Data provided:
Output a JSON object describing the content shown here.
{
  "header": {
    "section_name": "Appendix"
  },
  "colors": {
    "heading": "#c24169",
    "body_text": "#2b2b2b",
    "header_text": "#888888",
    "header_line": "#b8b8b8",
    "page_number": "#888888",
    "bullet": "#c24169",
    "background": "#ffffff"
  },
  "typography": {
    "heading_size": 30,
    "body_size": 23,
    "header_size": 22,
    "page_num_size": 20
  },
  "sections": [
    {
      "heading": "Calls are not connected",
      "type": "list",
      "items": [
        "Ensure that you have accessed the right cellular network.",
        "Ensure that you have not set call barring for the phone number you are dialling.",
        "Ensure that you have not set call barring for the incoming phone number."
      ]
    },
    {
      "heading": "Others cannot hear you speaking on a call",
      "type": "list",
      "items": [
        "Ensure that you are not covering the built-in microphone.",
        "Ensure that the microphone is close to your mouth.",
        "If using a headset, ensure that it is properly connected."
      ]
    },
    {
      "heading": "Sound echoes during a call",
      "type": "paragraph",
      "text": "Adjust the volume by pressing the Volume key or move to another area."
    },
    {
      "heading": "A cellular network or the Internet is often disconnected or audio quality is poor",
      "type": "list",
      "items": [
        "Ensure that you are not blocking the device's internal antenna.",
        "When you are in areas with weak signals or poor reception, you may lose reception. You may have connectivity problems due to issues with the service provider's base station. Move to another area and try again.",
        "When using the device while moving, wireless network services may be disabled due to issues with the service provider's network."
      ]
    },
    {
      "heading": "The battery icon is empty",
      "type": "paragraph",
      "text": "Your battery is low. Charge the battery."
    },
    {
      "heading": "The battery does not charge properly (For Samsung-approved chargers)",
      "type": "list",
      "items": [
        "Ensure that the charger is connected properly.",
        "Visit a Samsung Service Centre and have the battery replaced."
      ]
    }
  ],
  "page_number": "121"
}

Given instruction: Each record must be returned exactly as it is written.

Worked answer:
Output a JSON object describing the content shown here.
{
  "header": {
    "section_name": "Appendix"
  },
  "colors": {
    "heading": "#c24169",
    "body_text": "#2b2b2b",
    "header_text": "#888888",
    "header_line": "#b8b8b8",
    "page_number": "#888888",
    "bullet": "#c24169",
    "background": "#ffffff"
  },
  "typography": {
    "heading_size": 30,
    "body_size": 23,
    "header_size": 22,
    "page_num_size": 20
  },
  "sections": [
    {
      "heading": "Calls are not connected",
      "type": "list",
      "items": [
        "Ensure that you have accessed the right cellular network.",
        "Ensure that you have not set call barring for the phone number you are dialling.",
        "Ensure that you have not set call barring for the incoming phone number."
      ]
    },
    {
      "heading": "Others cannot hear you speaking on a call",
      "type": "list",
      "items": [
        "Ensure that you are not covering the built-in microphone.",
        "Ensure that the microphone is close to your mouth.",
        "If using a headset, ensure that it is properly connected."
      ]
    },
    {
      "heading": "Sound echoes during a call",
      "type": "paragraph",
      "text": "Adjust the volume by pressing the Volume key or move to another area."
    },
    {
      "heading": "A cellular network or the Internet is often disconnected or audio quality is poor",
      "type": "list",
      "items": [
        "Ensure that you are not blocking the device's internal antenna.",
        "When you are in areas with weak signals or poor reception, you may lose reception. You may have connectivity problems due to issues with the service provider's base station. Move to another area and try again.",
        "When using the device while moving, wireless network services may be disabled due to issues with the service provider's network."
      ]
    },
    {
      "heading": "The battery icon is empty",
      "type": "paragraph",
      "text": "Your battery is low. Charge the battery."
    },
    {
      "heading": "The battery does not charge properly (For Samsung-approved chargers)",
      "type": "list",
      "items": [
        "Ensure that the charger is connected properly.",
        "Visit a Samsung Service Centre and have the battery replaced."
      ]
    }
  ],
  "page_number": "121"
}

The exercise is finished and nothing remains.